### Task input
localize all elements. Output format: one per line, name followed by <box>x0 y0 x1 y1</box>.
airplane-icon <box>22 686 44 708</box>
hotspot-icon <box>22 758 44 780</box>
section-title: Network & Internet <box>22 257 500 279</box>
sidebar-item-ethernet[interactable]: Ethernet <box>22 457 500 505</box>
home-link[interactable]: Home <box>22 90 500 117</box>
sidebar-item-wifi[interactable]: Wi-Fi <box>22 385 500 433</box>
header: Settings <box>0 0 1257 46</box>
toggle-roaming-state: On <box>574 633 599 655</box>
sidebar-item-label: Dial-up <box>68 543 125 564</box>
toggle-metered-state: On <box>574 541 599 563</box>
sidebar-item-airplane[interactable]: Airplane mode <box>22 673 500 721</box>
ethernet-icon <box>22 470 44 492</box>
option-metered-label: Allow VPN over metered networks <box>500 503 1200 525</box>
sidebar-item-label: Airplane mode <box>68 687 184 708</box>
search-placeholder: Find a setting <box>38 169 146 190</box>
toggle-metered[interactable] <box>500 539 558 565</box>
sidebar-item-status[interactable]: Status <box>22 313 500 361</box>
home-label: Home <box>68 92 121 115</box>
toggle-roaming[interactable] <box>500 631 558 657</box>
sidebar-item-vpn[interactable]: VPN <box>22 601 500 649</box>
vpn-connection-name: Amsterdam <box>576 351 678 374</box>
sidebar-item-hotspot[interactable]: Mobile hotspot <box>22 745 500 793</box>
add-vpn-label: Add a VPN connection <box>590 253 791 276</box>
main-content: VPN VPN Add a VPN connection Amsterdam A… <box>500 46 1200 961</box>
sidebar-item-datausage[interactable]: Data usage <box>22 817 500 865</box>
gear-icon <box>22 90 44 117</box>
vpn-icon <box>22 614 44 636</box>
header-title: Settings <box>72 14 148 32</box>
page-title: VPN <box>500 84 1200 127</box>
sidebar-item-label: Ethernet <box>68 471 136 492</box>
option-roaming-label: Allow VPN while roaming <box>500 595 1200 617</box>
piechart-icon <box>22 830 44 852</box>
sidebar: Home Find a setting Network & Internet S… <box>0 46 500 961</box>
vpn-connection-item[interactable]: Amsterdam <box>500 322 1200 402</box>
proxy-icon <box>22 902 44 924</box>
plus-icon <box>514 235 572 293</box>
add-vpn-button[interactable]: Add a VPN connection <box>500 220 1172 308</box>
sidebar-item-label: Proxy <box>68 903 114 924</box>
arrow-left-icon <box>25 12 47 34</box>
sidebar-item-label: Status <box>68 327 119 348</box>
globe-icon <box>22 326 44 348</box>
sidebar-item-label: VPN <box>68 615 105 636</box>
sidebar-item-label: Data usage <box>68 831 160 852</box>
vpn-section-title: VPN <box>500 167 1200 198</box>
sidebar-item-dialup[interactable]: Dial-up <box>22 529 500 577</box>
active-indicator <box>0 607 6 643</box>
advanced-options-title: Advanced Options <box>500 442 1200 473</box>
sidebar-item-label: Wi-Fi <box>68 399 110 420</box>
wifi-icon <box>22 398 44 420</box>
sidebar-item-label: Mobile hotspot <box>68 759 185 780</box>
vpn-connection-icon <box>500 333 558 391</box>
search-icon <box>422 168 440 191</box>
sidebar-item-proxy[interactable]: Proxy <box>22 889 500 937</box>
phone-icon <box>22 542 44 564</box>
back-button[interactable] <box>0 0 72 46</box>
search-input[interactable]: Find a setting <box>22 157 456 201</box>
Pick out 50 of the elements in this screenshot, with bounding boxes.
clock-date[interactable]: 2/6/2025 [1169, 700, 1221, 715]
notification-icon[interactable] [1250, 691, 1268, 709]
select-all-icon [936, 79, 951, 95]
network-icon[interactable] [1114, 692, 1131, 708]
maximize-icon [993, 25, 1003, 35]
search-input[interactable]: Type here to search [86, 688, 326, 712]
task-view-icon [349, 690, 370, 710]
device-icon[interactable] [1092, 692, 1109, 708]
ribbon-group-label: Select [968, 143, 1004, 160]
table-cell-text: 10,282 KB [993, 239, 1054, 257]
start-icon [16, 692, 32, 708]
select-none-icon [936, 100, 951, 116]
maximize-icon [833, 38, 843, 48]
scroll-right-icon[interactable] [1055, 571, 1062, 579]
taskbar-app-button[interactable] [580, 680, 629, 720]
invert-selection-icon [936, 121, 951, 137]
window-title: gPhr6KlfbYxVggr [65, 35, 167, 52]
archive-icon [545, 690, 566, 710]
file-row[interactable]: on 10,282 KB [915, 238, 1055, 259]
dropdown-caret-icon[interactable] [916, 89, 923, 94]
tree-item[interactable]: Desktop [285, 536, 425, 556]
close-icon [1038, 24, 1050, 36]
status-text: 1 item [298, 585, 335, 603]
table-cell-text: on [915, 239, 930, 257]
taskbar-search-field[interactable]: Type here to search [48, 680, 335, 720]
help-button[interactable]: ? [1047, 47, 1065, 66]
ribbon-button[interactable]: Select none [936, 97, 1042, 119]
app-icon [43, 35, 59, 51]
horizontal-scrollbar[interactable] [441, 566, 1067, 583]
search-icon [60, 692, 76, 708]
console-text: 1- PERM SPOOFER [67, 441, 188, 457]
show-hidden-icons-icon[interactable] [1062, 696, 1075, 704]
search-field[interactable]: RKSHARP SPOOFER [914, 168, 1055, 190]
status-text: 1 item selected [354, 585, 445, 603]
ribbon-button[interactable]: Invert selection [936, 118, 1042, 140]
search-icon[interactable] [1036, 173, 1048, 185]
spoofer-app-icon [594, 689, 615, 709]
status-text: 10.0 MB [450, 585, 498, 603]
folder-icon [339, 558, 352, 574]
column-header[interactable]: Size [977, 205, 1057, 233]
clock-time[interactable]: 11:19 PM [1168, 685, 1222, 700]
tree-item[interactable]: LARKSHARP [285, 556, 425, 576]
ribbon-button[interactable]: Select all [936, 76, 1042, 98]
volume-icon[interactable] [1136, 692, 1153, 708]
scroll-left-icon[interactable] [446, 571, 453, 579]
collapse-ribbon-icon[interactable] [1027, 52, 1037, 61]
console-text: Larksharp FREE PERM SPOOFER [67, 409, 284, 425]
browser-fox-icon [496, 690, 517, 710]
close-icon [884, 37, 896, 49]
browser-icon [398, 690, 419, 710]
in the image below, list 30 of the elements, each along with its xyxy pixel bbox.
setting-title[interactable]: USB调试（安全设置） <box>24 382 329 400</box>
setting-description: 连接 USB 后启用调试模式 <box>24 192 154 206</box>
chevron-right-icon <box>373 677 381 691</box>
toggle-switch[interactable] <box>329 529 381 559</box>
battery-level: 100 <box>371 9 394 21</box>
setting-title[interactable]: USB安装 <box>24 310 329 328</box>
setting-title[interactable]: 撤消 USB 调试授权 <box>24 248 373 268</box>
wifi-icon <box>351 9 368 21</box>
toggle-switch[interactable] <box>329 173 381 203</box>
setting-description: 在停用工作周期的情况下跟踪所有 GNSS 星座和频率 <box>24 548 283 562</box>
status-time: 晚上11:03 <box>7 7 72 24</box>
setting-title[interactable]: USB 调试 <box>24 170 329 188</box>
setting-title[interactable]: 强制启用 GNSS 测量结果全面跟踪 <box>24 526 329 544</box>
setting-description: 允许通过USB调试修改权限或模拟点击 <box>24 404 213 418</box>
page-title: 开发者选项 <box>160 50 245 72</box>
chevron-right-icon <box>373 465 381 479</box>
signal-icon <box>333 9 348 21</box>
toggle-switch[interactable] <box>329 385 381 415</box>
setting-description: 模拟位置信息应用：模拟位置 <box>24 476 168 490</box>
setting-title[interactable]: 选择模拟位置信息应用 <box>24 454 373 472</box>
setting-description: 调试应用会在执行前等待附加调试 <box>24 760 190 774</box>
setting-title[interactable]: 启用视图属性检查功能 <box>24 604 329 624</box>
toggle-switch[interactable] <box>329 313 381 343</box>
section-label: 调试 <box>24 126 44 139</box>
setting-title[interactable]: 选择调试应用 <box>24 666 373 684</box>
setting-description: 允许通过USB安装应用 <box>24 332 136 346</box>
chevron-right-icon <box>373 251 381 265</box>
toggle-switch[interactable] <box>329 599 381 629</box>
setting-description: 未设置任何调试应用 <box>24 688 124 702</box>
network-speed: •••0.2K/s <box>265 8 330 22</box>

### Problem description
Update the records from the start up to and including the line with "home-link[interactable]: Home <box>22" by replacing "Network & Internet" with "Connections". Leave everything else unchanged.

### Answer in full
localize all elements. Output format: one per line, name followed by <box>x0 y0 x1 y1</box>.
airplane-icon <box>22 686 44 708</box>
hotspot-icon <box>22 758 44 780</box>
section-title: Connections <box>22 257 500 279</box>
sidebar-item-ethernet[interactable]: Ethernet <box>22 457 500 505</box>
home-link[interactable]: Home <box>22 90 500 117</box>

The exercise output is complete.